Part of a data file

——

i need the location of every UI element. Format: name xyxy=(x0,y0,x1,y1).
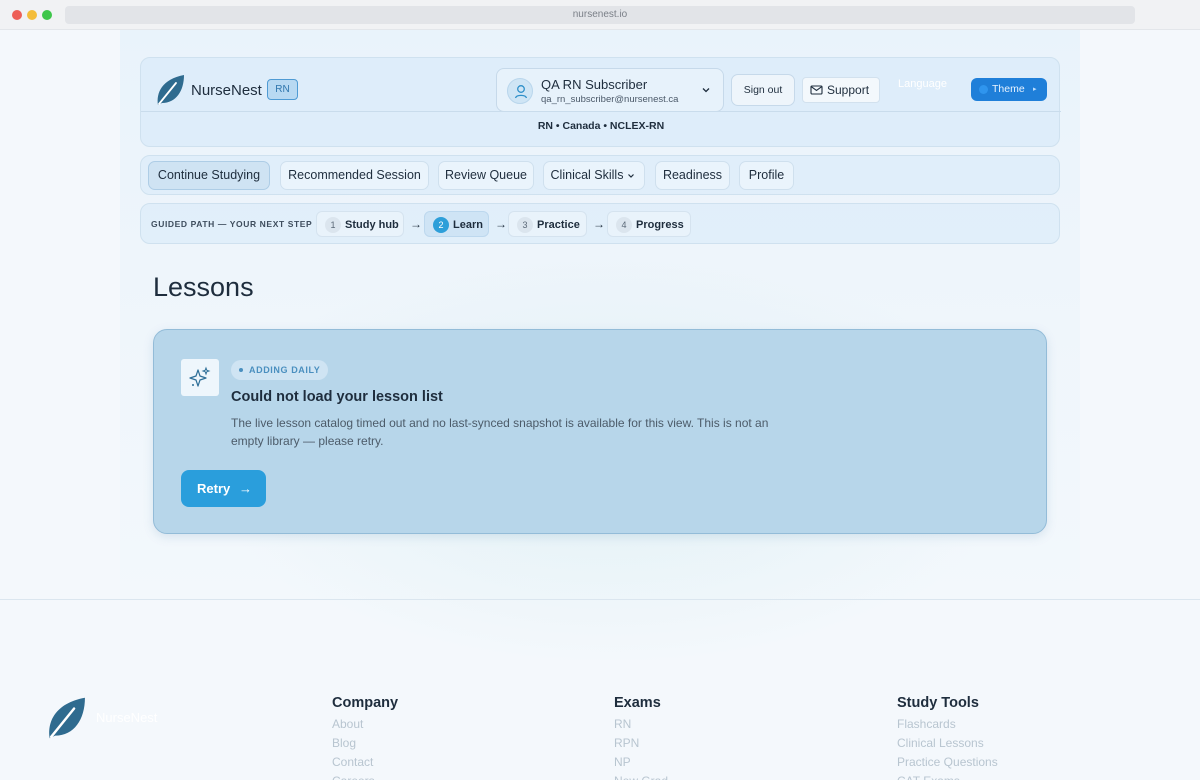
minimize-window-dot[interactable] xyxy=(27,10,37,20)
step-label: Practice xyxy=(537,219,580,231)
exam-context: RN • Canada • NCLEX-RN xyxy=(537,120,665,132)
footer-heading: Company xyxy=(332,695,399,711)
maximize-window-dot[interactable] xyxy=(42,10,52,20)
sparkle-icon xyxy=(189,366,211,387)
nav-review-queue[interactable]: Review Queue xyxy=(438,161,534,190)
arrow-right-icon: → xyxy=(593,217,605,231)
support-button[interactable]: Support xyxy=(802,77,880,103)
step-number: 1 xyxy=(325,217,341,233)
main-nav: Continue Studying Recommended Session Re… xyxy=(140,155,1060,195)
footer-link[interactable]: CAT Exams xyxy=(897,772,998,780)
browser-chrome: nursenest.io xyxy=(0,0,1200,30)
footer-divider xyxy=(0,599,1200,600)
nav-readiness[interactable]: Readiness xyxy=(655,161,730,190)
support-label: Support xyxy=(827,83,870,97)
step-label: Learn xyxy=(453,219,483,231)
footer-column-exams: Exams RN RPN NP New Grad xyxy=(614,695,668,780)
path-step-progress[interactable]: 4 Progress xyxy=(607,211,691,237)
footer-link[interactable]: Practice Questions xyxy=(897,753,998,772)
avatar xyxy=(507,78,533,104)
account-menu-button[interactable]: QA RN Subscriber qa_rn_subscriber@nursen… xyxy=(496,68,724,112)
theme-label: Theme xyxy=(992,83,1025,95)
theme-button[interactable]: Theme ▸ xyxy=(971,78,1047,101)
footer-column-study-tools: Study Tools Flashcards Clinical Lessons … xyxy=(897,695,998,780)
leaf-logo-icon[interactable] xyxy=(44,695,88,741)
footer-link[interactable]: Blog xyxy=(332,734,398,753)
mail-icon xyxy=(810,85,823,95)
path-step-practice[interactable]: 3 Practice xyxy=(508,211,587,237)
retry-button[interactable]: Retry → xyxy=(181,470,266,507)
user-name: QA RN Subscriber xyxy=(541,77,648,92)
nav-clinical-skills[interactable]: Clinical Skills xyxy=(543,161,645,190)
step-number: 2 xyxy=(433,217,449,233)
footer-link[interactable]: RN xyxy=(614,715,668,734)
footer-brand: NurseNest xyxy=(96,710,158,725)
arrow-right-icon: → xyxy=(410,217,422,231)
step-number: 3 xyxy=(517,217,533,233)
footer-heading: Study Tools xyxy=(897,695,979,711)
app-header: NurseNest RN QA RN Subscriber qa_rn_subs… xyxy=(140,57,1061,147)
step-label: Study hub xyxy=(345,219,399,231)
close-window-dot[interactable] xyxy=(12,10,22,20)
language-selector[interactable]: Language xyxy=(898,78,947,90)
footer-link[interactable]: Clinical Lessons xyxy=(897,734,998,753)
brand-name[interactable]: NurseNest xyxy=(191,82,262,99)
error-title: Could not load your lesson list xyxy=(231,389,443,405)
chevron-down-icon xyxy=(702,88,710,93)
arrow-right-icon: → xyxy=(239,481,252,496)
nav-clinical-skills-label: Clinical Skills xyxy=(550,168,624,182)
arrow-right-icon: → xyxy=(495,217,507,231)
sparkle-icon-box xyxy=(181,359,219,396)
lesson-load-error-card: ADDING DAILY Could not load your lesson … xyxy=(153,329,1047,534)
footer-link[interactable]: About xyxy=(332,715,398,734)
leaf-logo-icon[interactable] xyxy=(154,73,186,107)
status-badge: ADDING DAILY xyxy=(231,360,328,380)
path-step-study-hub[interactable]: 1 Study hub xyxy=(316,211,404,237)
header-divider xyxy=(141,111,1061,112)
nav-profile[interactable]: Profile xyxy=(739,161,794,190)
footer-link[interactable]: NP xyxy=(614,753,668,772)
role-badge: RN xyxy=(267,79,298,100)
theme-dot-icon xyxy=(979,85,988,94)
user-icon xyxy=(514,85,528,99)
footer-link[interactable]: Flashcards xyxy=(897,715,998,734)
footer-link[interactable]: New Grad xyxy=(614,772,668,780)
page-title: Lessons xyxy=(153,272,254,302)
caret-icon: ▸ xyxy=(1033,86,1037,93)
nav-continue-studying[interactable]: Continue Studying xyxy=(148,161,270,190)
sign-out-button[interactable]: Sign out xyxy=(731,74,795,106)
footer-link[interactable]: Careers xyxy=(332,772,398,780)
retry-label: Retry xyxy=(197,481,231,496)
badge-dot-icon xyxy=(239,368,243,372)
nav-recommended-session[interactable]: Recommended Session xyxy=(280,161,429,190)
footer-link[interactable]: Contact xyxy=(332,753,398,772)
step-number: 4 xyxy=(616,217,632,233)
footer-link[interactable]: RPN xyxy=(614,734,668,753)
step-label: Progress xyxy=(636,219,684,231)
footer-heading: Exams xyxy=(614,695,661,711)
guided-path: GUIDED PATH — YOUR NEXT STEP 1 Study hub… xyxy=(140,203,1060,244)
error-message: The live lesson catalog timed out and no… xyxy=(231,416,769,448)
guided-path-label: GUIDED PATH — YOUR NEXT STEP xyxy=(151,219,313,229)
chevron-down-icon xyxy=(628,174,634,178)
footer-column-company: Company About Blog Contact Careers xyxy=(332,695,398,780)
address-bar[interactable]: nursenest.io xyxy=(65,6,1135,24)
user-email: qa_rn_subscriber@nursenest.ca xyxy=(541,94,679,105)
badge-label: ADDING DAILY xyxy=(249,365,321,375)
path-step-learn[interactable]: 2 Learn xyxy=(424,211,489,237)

——

Quote every line of the data file above word for word, leaving out the picture.

## Full solution
i need the location of every UI element. Format: name xyxy=(x0,y0,x1,y1).
minimize-window-dot[interactable] xyxy=(27,10,37,20)
step-label: Practice xyxy=(537,219,580,231)
exam-context: RN • Canada • NCLEX-RN xyxy=(537,120,665,132)
footer-heading: Company xyxy=(332,695,399,711)
maximize-window-dot[interactable] xyxy=(42,10,52,20)
sparkle-icon xyxy=(189,366,211,387)
nav-review-queue[interactable]: Review Queue xyxy=(438,161,534,190)
arrow-right-icon: → xyxy=(593,217,605,231)
support-button[interactable]: Support xyxy=(802,77,880,103)
step-number: 1 xyxy=(325,217,341,233)
main-nav: Continue Studying Recommended Session Re… xyxy=(140,155,1060,195)
footer-link[interactable]: CAT Exams xyxy=(897,772,998,780)
browser-chrome: nursenest.io xyxy=(0,0,1200,30)
footer-divider xyxy=(0,599,1200,600)
nav-readiness[interactable]: Readiness xyxy=(655,161,730,190)
support-label: Support xyxy=(827,83,870,97)
step-label: Learn xyxy=(453,219,483,231)
footer-column-exams: Exams RN RPN NP New Grad xyxy=(614,695,668,780)
path-step-progress[interactable]: 4 Progress xyxy=(607,211,691,237)
footer-link[interactable]: Practice Questions xyxy=(897,753,998,772)
avatar xyxy=(507,78,533,104)
account-menu-button[interactable]: QA RN Subscriber qa_rn_subscriber@nursen… xyxy=(496,68,724,112)
theme-label: Theme xyxy=(992,83,1025,95)
theme-button[interactable]: Theme ▸ xyxy=(971,78,1047,101)
footer-column-study-tools: Study Tools Flashcards Clinical Lessons … xyxy=(897,695,998,780)
leaf-logo-icon[interactable] xyxy=(44,695,88,741)
footer-link[interactable]: Blog xyxy=(332,734,398,753)
mail-icon xyxy=(810,85,823,95)
path-step-practice[interactable]: 3 Practice xyxy=(508,211,587,237)
retry-button[interactable]: Retry → xyxy=(181,470,266,507)
user-name: QA RN Subscriber xyxy=(541,77,648,92)
nav-clinical-skills[interactable]: Clinical Skills xyxy=(543,161,645,190)
step-number: 2 xyxy=(433,217,449,233)
footer-link[interactable]: RN xyxy=(614,715,668,734)
footer-brand: NurseNest xyxy=(96,710,158,725)
arrow-right-icon: → xyxy=(410,217,422,231)
step-number: 3 xyxy=(517,217,533,233)
footer-heading: Study Tools xyxy=(897,695,979,711)
app-header: NurseNest RN QA RN Subscriber qa_rn_subs… xyxy=(140,57,1061,147)
step-label: Study hub xyxy=(345,219,399,231)
close-window-dot[interactable] xyxy=(12,10,22,20)
language-selector[interactable]: Language xyxy=(898,78,947,90)
footer-link[interactable]: Clinical Lessons xyxy=(897,734,998,753)
brand-name[interactable]: NurseNest xyxy=(191,82,262,99)
error-title: Could not load your lesson list xyxy=(231,389,443,405)
chevron-down-icon xyxy=(702,88,710,93)
arrow-right-icon: → xyxy=(239,481,252,496)
nav-clinical-skills-label: Clinical Skills xyxy=(550,168,624,182)
arrow-right-icon: → xyxy=(495,217,507,231)
sparkle-icon-box xyxy=(181,359,219,396)
lesson-load-error-card: ADDING DAILY Could not load your lesson … xyxy=(153,329,1047,534)
footer-link[interactable]: About xyxy=(332,715,398,734)
leaf-logo-icon[interactable] xyxy=(154,73,186,107)
status-badge: ADDING DAILY xyxy=(231,360,328,380)
path-step-study-hub[interactable]: 1 Study hub xyxy=(316,211,404,237)
header-divider xyxy=(141,111,1061,112)
nav-profile[interactable]: Profile xyxy=(739,161,794,190)
footer-link[interactable]: NP xyxy=(614,753,668,772)
role-badge: RN xyxy=(267,79,298,100)
theme-dot-icon xyxy=(979,85,988,94)
user-icon xyxy=(514,85,528,99)
footer-link[interactable]: Flashcards xyxy=(897,715,998,734)
footer-link[interactable]: New Grad xyxy=(614,772,668,780)
page-title: Lessons xyxy=(153,272,254,302)
caret-icon: ▸ xyxy=(1033,86,1037,93)
nav-continue-studying[interactable]: Continue Studying xyxy=(148,161,270,190)
sign-out-button[interactable]: Sign out xyxy=(731,74,795,106)
footer-link[interactable]: Careers xyxy=(332,772,398,780)
retry-label: Retry xyxy=(197,481,231,496)
badge-dot-icon xyxy=(239,368,243,372)
nav-recommended-session[interactable]: Recommended Session xyxy=(280,161,429,190)
footer-link[interactable]: Contact xyxy=(332,753,398,772)
step-number: 4 xyxy=(616,217,632,233)
footer-link[interactable]: RPN xyxy=(614,734,668,753)
step-label: Progress xyxy=(636,219,684,231)
footer-heading: Exams xyxy=(614,695,661,711)
guided-path: GUIDED PATH — YOUR NEXT STEP 1 Study hub… xyxy=(140,203,1060,244)
error-message: The live lesson catalog timed out and no… xyxy=(231,416,769,448)
guided-path-label: GUIDED PATH — YOUR NEXT STEP xyxy=(151,219,313,229)
chevron-down-icon xyxy=(628,174,634,178)
footer-column-company: Company About Blog Contact Careers xyxy=(332,695,398,780)
address-bar[interactable]: nursenest.io xyxy=(65,6,1135,24)
user-email: qa_rn_subscriber@nursenest.ca xyxy=(541,94,679,105)
badge-label: ADDING DAILY xyxy=(249,365,321,375)
path-step-learn[interactable]: 2 Learn xyxy=(424,211,489,237)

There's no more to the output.